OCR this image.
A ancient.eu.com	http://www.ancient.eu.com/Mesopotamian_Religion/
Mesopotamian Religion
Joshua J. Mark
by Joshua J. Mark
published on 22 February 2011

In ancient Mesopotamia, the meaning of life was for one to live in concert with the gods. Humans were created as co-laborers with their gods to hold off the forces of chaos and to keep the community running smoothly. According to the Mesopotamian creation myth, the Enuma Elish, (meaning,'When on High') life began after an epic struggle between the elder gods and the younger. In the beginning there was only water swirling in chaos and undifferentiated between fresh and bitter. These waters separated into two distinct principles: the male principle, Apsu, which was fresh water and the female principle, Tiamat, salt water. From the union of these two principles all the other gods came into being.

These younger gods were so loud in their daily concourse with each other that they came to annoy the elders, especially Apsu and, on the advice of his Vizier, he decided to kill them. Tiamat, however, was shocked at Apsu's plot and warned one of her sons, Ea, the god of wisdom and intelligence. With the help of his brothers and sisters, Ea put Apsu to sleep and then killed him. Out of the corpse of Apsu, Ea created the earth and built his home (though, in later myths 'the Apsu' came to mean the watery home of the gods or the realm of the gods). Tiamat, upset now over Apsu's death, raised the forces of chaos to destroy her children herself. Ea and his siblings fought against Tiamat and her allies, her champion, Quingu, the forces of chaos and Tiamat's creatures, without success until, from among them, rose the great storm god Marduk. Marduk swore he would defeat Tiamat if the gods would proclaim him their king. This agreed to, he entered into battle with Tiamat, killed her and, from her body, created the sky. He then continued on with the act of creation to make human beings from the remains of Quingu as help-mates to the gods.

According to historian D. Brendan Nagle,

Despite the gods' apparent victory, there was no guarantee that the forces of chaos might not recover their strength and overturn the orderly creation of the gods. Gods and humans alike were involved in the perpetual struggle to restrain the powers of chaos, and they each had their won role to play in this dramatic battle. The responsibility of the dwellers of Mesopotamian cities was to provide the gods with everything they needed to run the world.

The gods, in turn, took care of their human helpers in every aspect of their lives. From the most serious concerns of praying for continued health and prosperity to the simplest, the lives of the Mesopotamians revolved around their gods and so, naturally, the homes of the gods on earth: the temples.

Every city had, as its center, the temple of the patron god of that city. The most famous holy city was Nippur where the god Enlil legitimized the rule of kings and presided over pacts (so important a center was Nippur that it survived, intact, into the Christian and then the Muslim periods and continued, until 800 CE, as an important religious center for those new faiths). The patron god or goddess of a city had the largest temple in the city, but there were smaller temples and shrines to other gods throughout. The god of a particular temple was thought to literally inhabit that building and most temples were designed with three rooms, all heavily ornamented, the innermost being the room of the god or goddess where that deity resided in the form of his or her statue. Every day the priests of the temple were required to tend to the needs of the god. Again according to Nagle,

(Problem to work on): Copy out each record from above, exactly.

(Expected answer):
OCR this image.
A ancient.eu.com	http://www.ancient.eu.com/Mesopotamian_Religion/
Mesopotamian Religion
Joshua J. Mark
by Joshua J. Mark
published on 22 February 2011

In ancient Mesopotamia, the meaning of life was for one to live in concert with the gods. Humans were created as co-laborers with their gods to hold off the forces of chaos and to keep the community running smoothly. According to the Mesopotamian creation myth, the Enuma Elish, (meaning,'When on High') life began after an epic struggle between the elder gods and the younger. In the beginning there was only water swirling in chaos and undifferentiated between fresh and bitter. These waters separated into two distinct principles: the male principle, Apsu, which was fresh water and the female principle, Tiamat, salt water. From the union of these two principles all the other gods came into being.

These younger gods were so loud in their daily concourse with each other that they came to annoy the elders, especially Apsu and, on the advice of his Vizier, he decided to kill them. Tiamat, however, was shocked at Apsu's plot and warned one of her sons, Ea, the god of wisdom and intelligence. With the help of his brothers and sisters, Ea put Apsu to sleep and then killed him. Out of the corpse of Apsu, Ea created the earth and built his home (though, in later myths 'the Apsu' came to mean the watery home of the gods or the realm of the gods). Tiamat, upset now over Apsu's death, raised the forces of chaos to destroy her children herself. Ea and his siblings fought against Tiamat and her allies, her champion, Quingu, the forces of chaos and Tiamat's creatures, without success until, from among them, rose the great storm god Marduk. Marduk swore he would defeat Tiamat if the gods would proclaim him their king. This agreed to, he entered into battle with Tiamat, killed her and, from her body, created the sky. He then continued on with the act of creation to make human beings from the remains of Quingu as help-mates to the gods.

According to historian D. Brendan Nagle,

Despite the gods' apparent victory, there was no guarantee that the forces of chaos might not recover their strength and overturn the orderly creation of the gods. Gods and humans alike were involved in the perpetual struggle to restrain the powers of chaos, and they each had their won role to play in this dramatic battle. The responsibility of the dwellers of Mesopotamian cities was to provide the gods with everything they needed to run the world.

The gods, in turn, took care of their human helpers in every aspect of their lives. From the most serious concerns of praying for continued health and prosperity to the simplest, the lives of the Mesopotamians revolved around their gods and so, naturally, the homes of the gods on earth: the temples.

Every city had, as its center, the temple of the patron god of that city. The most famous holy city was Nippur where the god Enlil legitimized the rule of kings and presided over pacts (so important a center was Nippur that it survived, intact, into the Christian and then the Muslim periods and continued, until 800 CE, as an important religious center for those new faiths). The patron god or goddess of a city had the largest temple in the city, but there were smaller temples and shrines to other gods throughout. The god of a particular temple was thought to literally inhabit that building and most temples were designed with three rooms, all heavily ornamented, the innermost being the room of the god or goddess where that deity resided in the form of his or her statue. Every day the priests of the temple were required to tend to the needs of the god. Again according to Nagle,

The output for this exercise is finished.